**Exercise goal**
Find and copy each line of the records where the string "name" shows up.

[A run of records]
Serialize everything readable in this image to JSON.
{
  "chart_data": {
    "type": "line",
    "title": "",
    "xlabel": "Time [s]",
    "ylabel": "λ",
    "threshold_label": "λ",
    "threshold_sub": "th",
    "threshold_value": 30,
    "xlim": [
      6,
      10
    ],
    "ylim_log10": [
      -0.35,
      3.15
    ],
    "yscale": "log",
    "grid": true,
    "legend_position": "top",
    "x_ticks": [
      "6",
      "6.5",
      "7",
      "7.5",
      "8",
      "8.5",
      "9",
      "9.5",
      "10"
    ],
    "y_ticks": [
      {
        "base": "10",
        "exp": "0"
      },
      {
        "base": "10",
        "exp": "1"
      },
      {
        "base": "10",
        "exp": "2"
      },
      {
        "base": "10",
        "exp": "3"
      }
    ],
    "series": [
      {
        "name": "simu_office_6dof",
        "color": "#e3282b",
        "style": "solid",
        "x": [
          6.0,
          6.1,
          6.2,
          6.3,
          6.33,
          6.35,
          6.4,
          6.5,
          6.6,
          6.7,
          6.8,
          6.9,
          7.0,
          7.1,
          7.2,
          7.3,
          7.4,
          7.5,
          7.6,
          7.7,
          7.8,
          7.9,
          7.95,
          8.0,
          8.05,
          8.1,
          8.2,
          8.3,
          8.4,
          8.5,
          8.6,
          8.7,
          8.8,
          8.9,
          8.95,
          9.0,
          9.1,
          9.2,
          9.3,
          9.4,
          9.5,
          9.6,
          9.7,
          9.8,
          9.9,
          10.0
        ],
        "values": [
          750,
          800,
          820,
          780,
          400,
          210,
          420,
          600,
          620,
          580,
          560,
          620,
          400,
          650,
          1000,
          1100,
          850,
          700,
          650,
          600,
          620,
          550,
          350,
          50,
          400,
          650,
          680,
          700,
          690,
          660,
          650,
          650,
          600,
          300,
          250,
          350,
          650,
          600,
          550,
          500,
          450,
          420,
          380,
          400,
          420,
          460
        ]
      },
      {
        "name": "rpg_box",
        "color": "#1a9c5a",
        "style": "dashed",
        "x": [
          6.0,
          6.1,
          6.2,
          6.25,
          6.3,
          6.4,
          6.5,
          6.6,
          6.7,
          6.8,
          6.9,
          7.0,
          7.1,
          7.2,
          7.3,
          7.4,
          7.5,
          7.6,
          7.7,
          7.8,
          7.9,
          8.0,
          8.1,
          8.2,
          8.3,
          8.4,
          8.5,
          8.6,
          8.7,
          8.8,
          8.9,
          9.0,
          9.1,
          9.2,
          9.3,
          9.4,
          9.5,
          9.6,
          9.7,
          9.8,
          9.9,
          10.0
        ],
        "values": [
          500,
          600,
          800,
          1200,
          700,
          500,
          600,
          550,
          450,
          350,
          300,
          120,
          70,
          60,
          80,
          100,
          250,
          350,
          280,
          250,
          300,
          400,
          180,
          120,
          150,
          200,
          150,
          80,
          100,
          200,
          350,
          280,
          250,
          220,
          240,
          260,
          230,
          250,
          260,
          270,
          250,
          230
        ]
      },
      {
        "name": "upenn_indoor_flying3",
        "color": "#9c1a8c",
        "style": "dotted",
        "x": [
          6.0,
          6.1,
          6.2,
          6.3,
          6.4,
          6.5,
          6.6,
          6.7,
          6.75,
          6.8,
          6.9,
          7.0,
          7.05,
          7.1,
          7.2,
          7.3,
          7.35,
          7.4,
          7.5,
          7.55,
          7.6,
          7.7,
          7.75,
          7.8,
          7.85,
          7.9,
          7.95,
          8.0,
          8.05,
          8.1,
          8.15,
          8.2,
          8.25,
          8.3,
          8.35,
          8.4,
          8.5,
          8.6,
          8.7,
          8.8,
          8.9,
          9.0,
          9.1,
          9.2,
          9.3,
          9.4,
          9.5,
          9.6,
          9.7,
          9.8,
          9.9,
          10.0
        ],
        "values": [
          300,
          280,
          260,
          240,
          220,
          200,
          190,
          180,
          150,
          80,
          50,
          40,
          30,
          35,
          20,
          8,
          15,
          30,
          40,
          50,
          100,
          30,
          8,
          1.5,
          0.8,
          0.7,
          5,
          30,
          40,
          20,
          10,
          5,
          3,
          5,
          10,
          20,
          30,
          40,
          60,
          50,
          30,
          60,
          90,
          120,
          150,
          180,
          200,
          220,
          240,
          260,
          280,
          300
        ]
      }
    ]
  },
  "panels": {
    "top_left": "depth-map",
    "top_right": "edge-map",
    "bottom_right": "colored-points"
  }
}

**Worked answer**
        "name": "simu_office_6dof",
        "name": "rpg_box",
        "name": "upenn_indoor_flying3",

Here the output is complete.